__Problem description__: Leaving out the pictures, please retype each record exactly.

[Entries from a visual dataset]
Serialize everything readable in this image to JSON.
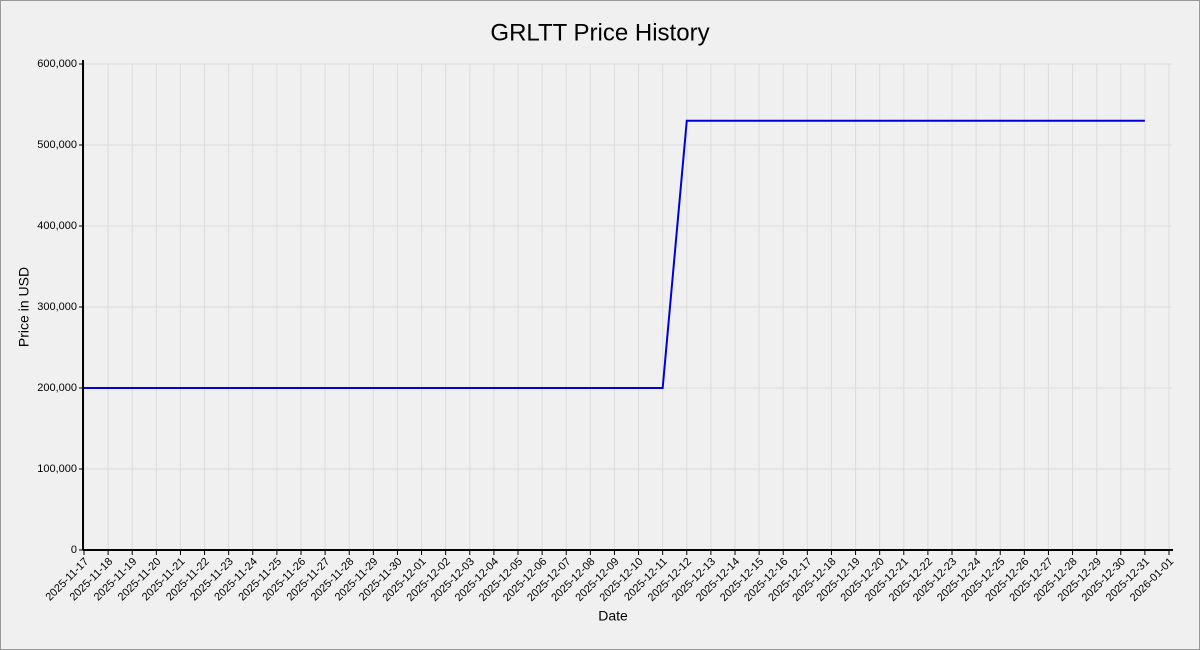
{
  "chart_data": {
    "type": "line",
    "title": "GRLTT Price History",
    "x_label": "Date",
    "y_label": "Price in USD",
    "x": [
      "2025-11-17",
      "2025-11-18",
      "2025-11-19",
      "2025-11-20",
      "2025-11-21",
      "2025-11-22",
      "2025-11-23",
      "2025-11-24",
      "2025-11-25",
      "2025-11-26",
      "2025-11-27",
      "2025-11-28",
      "2025-11-29",
      "2025-11-30",
      "2025-12-01",
      "2025-12-02",
      "2025-12-03",
      "2025-12-04",
      "2025-12-05",
      "2025-12-06",
      "2025-12-07",
      "2025-12-08",
      "2025-12-09",
      "2025-12-10",
      "2025-12-11",
      "2025-12-12",
      "2025-12-13",
      "2025-12-14",
      "2025-12-15",
      "2025-12-16",
      "2025-12-17",
      "2025-12-18",
      "2025-12-19",
      "2025-12-20",
      "2025-12-21",
      "2025-12-22",
      "2025-12-23",
      "2025-12-24",
      "2025-12-25",
      "2025-12-26",
      "2025-12-27",
      "2025-12-28",
      "2025-12-29",
      "2025-12-30",
      "2025-12-31"
    ],
    "series": [
      {
        "name": "GRLTT",
        "color": "#0000dd",
        "values": [
          200000,
          200000,
          200000,
          200000,
          200000,
          200000,
          200000,
          200000,
          200000,
          200000,
          200000,
          200000,
          200000,
          200000,
          200000,
          200000,
          200000,
          200000,
          200000,
          200000,
          200000,
          200000,
          200000,
          200000,
          200000,
          530000,
          530000,
          530000,
          530000,
          530000,
          530000,
          530000,
          530000,
          530000,
          530000,
          530000,
          530000,
          530000,
          530000,
          530000,
          530000,
          530000,
          530000,
          530000,
          530000
        ]
      }
    ],
    "xlim": [
      "2025-11-17",
      "2026-01-01"
    ],
    "xticks": [
      "2025-11-17",
      "2025-11-18",
      "2025-11-19",
      "2025-11-20",
      "2025-11-21",
      "2025-11-22",
      "2025-11-23",
      "2025-11-24",
      "2025-11-25",
      "2025-11-26",
      "2025-11-27",
      "2025-11-28",
      "2025-11-29",
      "2025-11-30",
      "2025-12-01",
      "2025-12-02",
      "2025-12-03",
      "2025-12-04",
      "2025-12-05",
      "2025-12-06",
      "2025-12-07",
      "2025-12-08",
      "2025-12-09",
      "2025-12-10",
      "2025-12-11",
      "2025-12-12",
      "2025-12-13",
      "2025-12-14",
      "2025-12-15",
      "2025-12-16",
      "2025-12-17",
      "2025-12-18",
      "2025-12-19",
      "2025-12-20",
      "2025-12-21",
      "2025-12-22",
      "2025-12-23",
      "2025-12-24",
      "2025-12-25",
      "2025-12-26",
      "2025-12-27",
      "2025-12-28",
      "2025-12-29",
      "2025-12-30",
      "2025-12-31",
      "2026-01-01"
    ],
    "ylim": [
      0,
      600000
    ],
    "yticks": [
      0,
      {
        "value": 100000,
        "label": "100,000"
      },
      {
        "value": 200000,
        "label": "200,000"
      },
      {
        "value": 300000,
        "label": "300,000"
      },
      {
        "value": 400000,
        "label": "400,000"
      },
      {
        "value": 500000,
        "label": "500,000"
      },
      {
        "value": 600000,
        "label": "600,000"
      }
    ],
    "grid": true
  }
}
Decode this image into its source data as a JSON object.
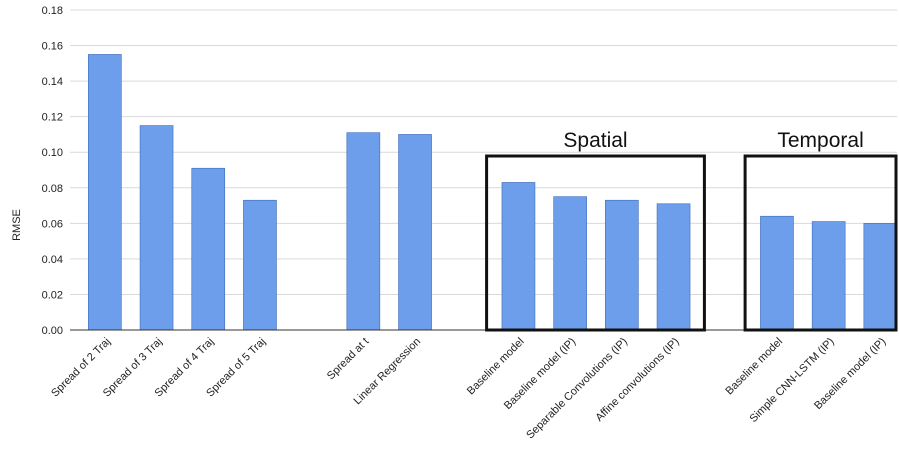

__Solution below__:
Serialize everything readable in this image to JSON.
{
  "chart_data": {
    "type": "line",
    "title": "GRLTT Price History",
    "x_label": "Date",
    "y_label": "Price in USD",
    "x": [
      "2025-11-17",
      "2025-11-18",
      "2025-11-19",
      "2025-11-20",
      "2025-11-21",
      "2025-11-22",
      "2025-11-23",
      "2025-11-24",
      "2025-11-25",
      "2025-11-26",
      "2025-11-27",
      "2025-11-28",
      "2025-11-29",
      "2025-11-30",
      "2025-12-01",
      "2025-12-02",
      "2025-12-03",
      "2025-12-04",
      "2025-12-05",
      "2025-12-06",
      "2025-12-07",
      "2025-12-08",
      "2025-12-09",
      "2025-12-10",
      "2025-12-11",
      "2025-12-12",
      "2025-12-13",
      "2025-12-14",
      "2025-12-15",
      "2025-12-16",
      "2025-12-17",
      "2025-12-18",
      "2025-12-19",
      "2025-12-20",
      "2025-12-21",
      "2025-12-22",
      "2025-12-23",
      "2025-12-24",
      "2025-12-25",
      "2025-12-26",
      "2025-12-27",
      "2025-12-28",
      "2025-12-29",
      "2025-12-30",
      "2025-12-31"
    ],
    "series": [
      {
        "name": "GRLTT",
        "color": "#0000dd",
        "values": [
          200000,
          200000,
          200000,
          200000,
          200000,
          200000,
          200000,
          200000,
          200000,
          200000,
          200000,
          200000,
          200000,
          200000,
          200000,
          200000,
          200000,
          200000,
          200000,
          200000,
          200000,
          200000,
          200000,
          200000,
          200000,
          530000,
          530000,
          530000,
          530000,
          530000,
          530000,
          530000,
          530000,
          530000,
          530000,
          530000,
          530000,
          530000,
          530000,
          530000,
          530000,
          530000,
          530000,
          530000,
          530000
        ]
      }
    ],
    "xlim": [
      "2025-11-17",
      "2026-01-01"
    ],
    "xticks": [
      "2025-11-17",
      "2025-11-18",
      "2025-11-19",
      "2025-11-20",
      "2025-11-21",
      "2025-11-22",
      "2025-11-23",
      "2025-11-24",
      "2025-11-25",
      "2025-11-26",
      "2025-11-27",
      "2025-11-28",
      "2025-11-29",
      "2025-11-30",
      "2025-12-01",
      "2025-12-02",
      "2025-12-03",
      "2025-12-04",
      "2025-12-05",
      "2025-12-06",
      "2025-12-07",
      "2025-12-08",
      "2025-12-09",
      "2025-12-10",
      "2025-12-11",
      "2025-12-12",
      "2025-12-13",
      "2025-12-14",
      "2025-12-15",
      "2025-12-16",
      "2025-12-17",
      "2025-12-18",
      "2025-12-19",
      "2025-12-20",
      "2025-12-21",
      "2025-12-22",
      "2025-12-23",
      "2025-12-24",
      "2025-12-25",
      "2025-12-26",
      "2025-12-27",
      "2025-12-28",
      "2025-12-29",
      "2025-12-30",
      "2025-12-31",
      "2026-01-01"
    ],
    "ylim": [
      0,
      600000
    ],
    "yticks": [
      0,
      {
        "value": 100000,
        "label": "100,000"
      },
      {
        "value": 200000,
        "label": "200,000"
      },
      {
        "value": 300000,
        "label": "300,000"
      },
      {
        "value": 400000,
        "label": "400,000"
      },
      {
        "value": 500000,
        "label": "500,000"
      },
      {
        "value": 600000,
        "label": "600,000"
      }
    ],
    "grid": true
  }
}
Decode this image into its source data as a JSON object.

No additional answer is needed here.